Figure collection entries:
○ ○ ○ ○ ○ ○ ○

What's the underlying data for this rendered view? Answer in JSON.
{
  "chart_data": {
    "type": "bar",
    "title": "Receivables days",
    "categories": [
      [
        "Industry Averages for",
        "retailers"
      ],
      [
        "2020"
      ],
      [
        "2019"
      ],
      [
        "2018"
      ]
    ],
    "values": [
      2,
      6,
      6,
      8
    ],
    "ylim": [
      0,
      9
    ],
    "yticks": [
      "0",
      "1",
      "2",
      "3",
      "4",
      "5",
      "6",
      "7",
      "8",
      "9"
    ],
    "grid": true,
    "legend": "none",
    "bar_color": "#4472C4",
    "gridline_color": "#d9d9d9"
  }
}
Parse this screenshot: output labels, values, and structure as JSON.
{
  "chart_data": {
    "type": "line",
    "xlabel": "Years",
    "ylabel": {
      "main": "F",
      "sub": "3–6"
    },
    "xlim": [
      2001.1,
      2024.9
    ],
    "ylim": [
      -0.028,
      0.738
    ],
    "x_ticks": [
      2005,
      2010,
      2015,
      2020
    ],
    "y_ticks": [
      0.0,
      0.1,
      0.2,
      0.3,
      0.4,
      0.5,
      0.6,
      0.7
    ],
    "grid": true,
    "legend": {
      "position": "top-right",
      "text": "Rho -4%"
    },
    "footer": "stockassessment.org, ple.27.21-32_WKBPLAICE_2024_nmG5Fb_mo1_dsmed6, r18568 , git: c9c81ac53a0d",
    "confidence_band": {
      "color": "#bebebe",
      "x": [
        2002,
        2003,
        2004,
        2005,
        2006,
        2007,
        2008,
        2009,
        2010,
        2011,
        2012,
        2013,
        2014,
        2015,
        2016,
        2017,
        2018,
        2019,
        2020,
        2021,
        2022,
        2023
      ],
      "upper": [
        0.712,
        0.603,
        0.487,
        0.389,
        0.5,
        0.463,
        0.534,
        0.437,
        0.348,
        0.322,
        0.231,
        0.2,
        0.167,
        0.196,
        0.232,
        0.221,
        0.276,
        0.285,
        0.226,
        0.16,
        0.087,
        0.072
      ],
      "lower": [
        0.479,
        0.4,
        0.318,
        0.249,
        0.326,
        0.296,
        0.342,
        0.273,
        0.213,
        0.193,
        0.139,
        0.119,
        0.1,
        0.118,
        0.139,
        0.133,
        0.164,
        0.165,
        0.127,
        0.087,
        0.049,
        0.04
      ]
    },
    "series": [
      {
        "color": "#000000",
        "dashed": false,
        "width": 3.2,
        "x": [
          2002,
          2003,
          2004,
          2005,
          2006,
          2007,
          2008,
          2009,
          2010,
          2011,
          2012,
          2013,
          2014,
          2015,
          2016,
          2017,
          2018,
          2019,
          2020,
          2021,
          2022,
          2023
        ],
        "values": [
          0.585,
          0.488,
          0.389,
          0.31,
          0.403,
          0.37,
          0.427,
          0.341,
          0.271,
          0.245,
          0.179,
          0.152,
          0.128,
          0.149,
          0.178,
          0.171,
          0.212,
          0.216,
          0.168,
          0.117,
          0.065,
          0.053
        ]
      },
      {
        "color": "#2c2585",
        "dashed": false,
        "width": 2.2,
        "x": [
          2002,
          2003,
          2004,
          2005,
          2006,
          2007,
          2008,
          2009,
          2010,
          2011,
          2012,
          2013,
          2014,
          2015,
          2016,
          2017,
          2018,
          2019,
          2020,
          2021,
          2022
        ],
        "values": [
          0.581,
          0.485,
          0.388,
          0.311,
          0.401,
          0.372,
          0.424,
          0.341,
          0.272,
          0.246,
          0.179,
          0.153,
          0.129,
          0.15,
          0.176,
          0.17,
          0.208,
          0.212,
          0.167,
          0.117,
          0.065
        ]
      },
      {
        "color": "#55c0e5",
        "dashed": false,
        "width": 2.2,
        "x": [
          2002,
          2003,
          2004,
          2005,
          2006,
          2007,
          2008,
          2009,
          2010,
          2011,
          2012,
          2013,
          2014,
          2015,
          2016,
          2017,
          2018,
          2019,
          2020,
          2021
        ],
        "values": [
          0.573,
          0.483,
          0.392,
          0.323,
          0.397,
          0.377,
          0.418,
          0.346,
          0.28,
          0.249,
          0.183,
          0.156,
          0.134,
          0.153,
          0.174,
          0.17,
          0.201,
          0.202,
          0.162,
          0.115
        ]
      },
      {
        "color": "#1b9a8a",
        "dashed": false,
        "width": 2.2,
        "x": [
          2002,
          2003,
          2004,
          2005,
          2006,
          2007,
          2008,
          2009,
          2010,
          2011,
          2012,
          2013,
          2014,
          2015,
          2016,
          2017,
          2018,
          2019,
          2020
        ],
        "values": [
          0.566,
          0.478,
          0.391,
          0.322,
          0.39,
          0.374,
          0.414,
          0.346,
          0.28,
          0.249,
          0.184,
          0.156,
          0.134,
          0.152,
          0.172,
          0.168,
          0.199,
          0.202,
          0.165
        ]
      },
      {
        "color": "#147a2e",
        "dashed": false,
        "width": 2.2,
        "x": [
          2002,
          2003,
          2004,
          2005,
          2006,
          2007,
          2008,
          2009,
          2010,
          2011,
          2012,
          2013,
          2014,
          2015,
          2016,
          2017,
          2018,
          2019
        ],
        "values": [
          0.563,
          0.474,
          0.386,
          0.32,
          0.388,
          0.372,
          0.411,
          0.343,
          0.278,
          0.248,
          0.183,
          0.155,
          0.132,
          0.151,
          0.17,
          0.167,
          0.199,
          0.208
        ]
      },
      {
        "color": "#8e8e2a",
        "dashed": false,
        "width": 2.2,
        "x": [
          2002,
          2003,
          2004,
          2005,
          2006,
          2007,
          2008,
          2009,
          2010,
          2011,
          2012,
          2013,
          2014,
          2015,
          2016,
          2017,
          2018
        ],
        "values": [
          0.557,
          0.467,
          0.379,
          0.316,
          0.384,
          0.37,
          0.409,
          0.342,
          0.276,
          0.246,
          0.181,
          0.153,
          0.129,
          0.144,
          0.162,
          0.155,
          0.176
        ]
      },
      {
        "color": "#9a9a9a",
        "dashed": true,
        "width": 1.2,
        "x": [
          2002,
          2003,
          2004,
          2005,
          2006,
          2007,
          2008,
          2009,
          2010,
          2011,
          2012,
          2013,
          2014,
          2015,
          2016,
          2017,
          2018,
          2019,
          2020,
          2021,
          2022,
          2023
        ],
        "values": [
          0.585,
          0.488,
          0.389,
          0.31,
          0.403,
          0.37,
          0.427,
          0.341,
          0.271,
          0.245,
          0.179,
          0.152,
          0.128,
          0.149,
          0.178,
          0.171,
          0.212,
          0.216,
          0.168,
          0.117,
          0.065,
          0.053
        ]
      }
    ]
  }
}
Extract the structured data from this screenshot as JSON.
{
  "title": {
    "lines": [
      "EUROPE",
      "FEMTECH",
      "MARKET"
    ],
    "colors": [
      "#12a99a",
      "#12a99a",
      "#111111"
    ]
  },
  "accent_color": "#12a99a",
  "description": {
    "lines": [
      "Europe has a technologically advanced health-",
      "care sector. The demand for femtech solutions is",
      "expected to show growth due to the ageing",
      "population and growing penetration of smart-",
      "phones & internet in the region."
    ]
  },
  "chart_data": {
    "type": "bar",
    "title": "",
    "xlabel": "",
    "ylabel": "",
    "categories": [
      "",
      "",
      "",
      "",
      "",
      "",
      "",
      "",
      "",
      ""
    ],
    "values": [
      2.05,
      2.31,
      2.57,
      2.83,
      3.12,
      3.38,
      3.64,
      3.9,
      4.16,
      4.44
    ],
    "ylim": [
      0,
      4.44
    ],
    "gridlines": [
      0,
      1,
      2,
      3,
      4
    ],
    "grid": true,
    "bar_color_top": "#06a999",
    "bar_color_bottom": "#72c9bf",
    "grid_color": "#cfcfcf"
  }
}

○ ○ ○ ○ ○ ○ ○

■ Task to carry out
Faithfully copy every entry, leaving nothing out.

■ Complete response
What's the underlying data for this rendered view? Answer in JSON.
{
  "chart_data": {
    "type": "bar",
    "title": "Receivables days",
    "categories": [
      [
        "Industry Averages for",
        "retailers"
      ],
      [
        "2020"
      ],
      [
        "2019"
      ],
      [
        "2018"
      ]
    ],
    "values": [
      2,
      6,
      6,
      8
    ],
    "ylim": [
      0,
      9
    ],
    "yticks": [
      "0",
      "1",
      "2",
      "3",
      "4",
      "5",
      "6",
      "7",
      "8",
      "9"
    ],
    "grid": true,
    "legend": "none",
    "bar_color": "#4472C4",
    "gridline_color": "#d9d9d9"
  }
}
Parse this screenshot: output labels, values, and structure as JSON.
{
  "chart_data": {
    "type": "line",
    "xlabel": "Years",
    "ylabel": {
      "main": "F",
      "sub": "3–6"
    },
    "xlim": [
      2001.1,
      2024.9
    ],
    "ylim": [
      -0.028,
      0.738
    ],
    "x_ticks": [
      2005,
      2010,
      2015,
      2020
    ],
    "y_ticks": [
      0.0,
      0.1,
      0.2,
      0.3,
      0.4,
      0.5,
      0.6,
      0.7
    ],
    "grid": true,
    "legend": {
      "position": "top-right",
      "text": "Rho -4%"
    },
    "footer": "stockassessment.org, ple.27.21-32_WKBPLAICE_2024_nmG5Fb_mo1_dsmed6, r18568 , git: c9c81ac53a0d",
    "confidence_band": {
      "color": "#bebebe",
      "x": [
        2002,
        2003,
        2004,
        2005,
        2006,
        2007,
        2008,
        2009,
        2010,
        2011,
        2012,
        2013,
        2014,
        2015,
        2016,
        2017,
        2018,
        2019,
        2020,
        2021,
        2022,
        2023
      ],
      "upper": [
        0.712,
        0.603,
        0.487,
        0.389,
        0.5,
        0.463,
        0.534,
        0.437,
        0.348,
        0.322,
        0.231,
        0.2,
        0.167,
        0.196,
        0.232,
        0.221,
        0.276,
        0.285,
        0.226,
        0.16,
        0.087,
        0.072
      ],
      "lower": [
        0.479,
        0.4,
        0.318,
        0.249,
        0.326,
        0.296,
        0.342,
        0.273,
        0.213,
        0.193,
        0.139,
        0.119,
        0.1,
        0.118,
        0.139,
        0.133,
        0.164,
        0.165,
        0.127,
        0.087,
        0.049,
        0.04
      ]
    },
    "series": [
      {
        "color": "#000000",
        "dashed": false,
        "width": 3.2,
        "x": [
          2002,
          2003,
          2004,
          2005,
          2006,
          2007,
          2008,
          2009,
          2010,
          2011,
          2012,
          2013,
          2014,
          2015,
          2016,
          2017,
          2018,
          2019,
          2020,
          2021,
          2022,
          2023
        ],
        "values": [
          0.585,
          0.488,
          0.389,
          0.31,
          0.403,
          0.37,
          0.427,
          0.341,
          0.271,
          0.245,
          0.179,
          0.152,
          0.128,
          0.149,
          0.178,
          0.171,
          0.212,
          0.216,
          0.168,
          0.117,
          0.065,
          0.053
        ]
      },
      {
        "color": "#2c2585",
        "dashed": false,
        "width": 2.2,
        "x": [
          2002,
          2003,
          2004,
          2005,
          2006,
          2007,
          2008,
          2009,
          2010,
          2011,
          2012,
          2013,
          2014,
          2015,
          2016,
          2017,
          2018,
          2019,
          2020,
          2021,
          2022
        ],
        "values": [
          0.581,
          0.485,
          0.388,
          0.311,
          0.401,
          0.372,
          0.424,
          0.341,
          0.272,
          0.246,
          0.179,
          0.153,
          0.129,
          0.15,
          0.176,
          0.17,
          0.208,
          0.212,
          0.167,
          0.117,
          0.065
        ]
      },
      {
        "color": "#55c0e5",
        "dashed": false,
        "width": 2.2,
        "x": [
          2002,
          2003,
          2004,
          2005,
          2006,
          2007,
          2008,
          2009,
          2010,
          2011,
          2012,
          2013,
          2014,
          2015,
          2016,
          2017,
          2018,
          2019,
          2020,
          2021
        ],
        "values": [
          0.573,
          0.483,
          0.392,
          0.323,
          0.397,
          0.377,
          0.418,
          0.346,
          0.28,
          0.249,
          0.183,
          0.156,
          0.134,
          0.153,
          0.174,
          0.17,
          0.201,
          0.202,
          0.162,
          0.115
        ]
      },
      {
        "color": "#1b9a8a",
        "dashed": false,
        "width": 2.2,
        "x": [
          2002,
          2003,
          2004,
          2005,
          2006,
          2007,
          2008,
          2009,
          2010,
          2011,
          2012,
          2013,
          2014,
          2015,
          2016,
          2017,
          2018,
          2019,
          2020
        ],
        "values": [
          0.566,
          0.478,
          0.391,
          0.322,
          0.39,
          0.374,
          0.414,
          0.346,
          0.28,
          0.249,
          0.184,
          0.156,
          0.134,
          0.152,
          0.172,
          0.168,
          0.199,
          0.202,
          0.165
        ]
      },
      {
        "color": "#147a2e",
        "dashed": false,
        "width": 2.2,
        "x": [
          2002,
          2003,
          2004,
          2005,
          2006,
          2007,
          2008,
          2009,
          2010,
          2011,
          2012,
          2013,
          2014,
          2015,
          2016,
          2017,
          2018,
          2019
        ],
        "values": [
          0.563,
          0.474,
          0.386,
          0.32,
          0.388,
          0.372,
          0.411,
          0.343,
          0.278,
          0.248,
          0.183,
          0.155,
          0.132,
          0.151,
          0.17,
          0.167,
          0.199,
          0.208
        ]
      },
      {
        "color": "#8e8e2a",
        "dashed": false,
        "width": 2.2,
        "x": [
          2002,
          2003,
          2004,
          2005,
          2006,
          2007,
          2008,
          2009,
          2010,
          2011,
          2012,
          2013,
          2014,
          2015,
          2016,
          2017,
          2018
        ],
        "values": [
          0.557,
          0.467,
          0.379,
          0.316,
          0.384,
          0.37,
          0.409,
          0.342,
          0.276,
          0.246,
          0.181,
          0.153,
          0.129,
          0.144,
          0.162,
          0.155,
          0.176
        ]
      },
      {
        "color": "#9a9a9a",
        "dashed": true,
        "width": 1.2,
        "x": [
          2002,
          2003,
          2004,
          2005,
          2006,
          2007,
          2008,
          2009,
          2010,
          2011,
          2012,
          2013,
          2014,
          2015,
          2016,
          2017,
          2018,
          2019,
          2020,
          2021,
          2022,
          2023
        ],
        "values": [
          0.585,
          0.488,
          0.389,
          0.31,
          0.403,
          0.37,
          0.427,
          0.341,
          0.271,
          0.245,
          0.179,
          0.152,
          0.128,
          0.149,
          0.178,
          0.171,
          0.212,
          0.216,
          0.168,
          0.117,
          0.065,
          0.053
        ]
      }
    ]
  }
}
Extract the structured data from this screenshot as JSON.
{
  "title": {
    "lines": [
      "EUROPE",
      "FEMTECH",
      "MARKET"
    ],
    "colors": [
      "#12a99a",
      "#12a99a",
      "#111111"
    ]
  },
  "accent_color": "#12a99a",
  "description": {
    "lines": [
      "Europe has a technologically advanced health-",
      "care sector. The demand for femtech solutions is",
      "expected to show growth due to the ageing",
      "population and growing penetration of smart-",
      "phones & internet in the region."
    ]
  },
  "chart_data": {
    "type": "bar",
    "title": "",
    "xlabel": "",
    "ylabel": "",
    "categories": [
      "",
      "",
      "",
      "",
      "",
      "",
      "",
      "",
      "",
      ""
    ],
    "values": [
      2.05,
      2.31,
      2.57,
      2.83,
      3.12,
      3.38,
      3.64,
      3.9,
      4.16,
      4.44
    ],
    "ylim": [
      0,
      4.44
    ],
    "gridlines": [
      0,
      1,
      2,
      3,
      4
    ],
    "grid": true,
    "bar_color_top": "#06a999",
    "bar_color_bottom": "#72c9bf",
    "grid_color": "#cfcfcf"
  }
}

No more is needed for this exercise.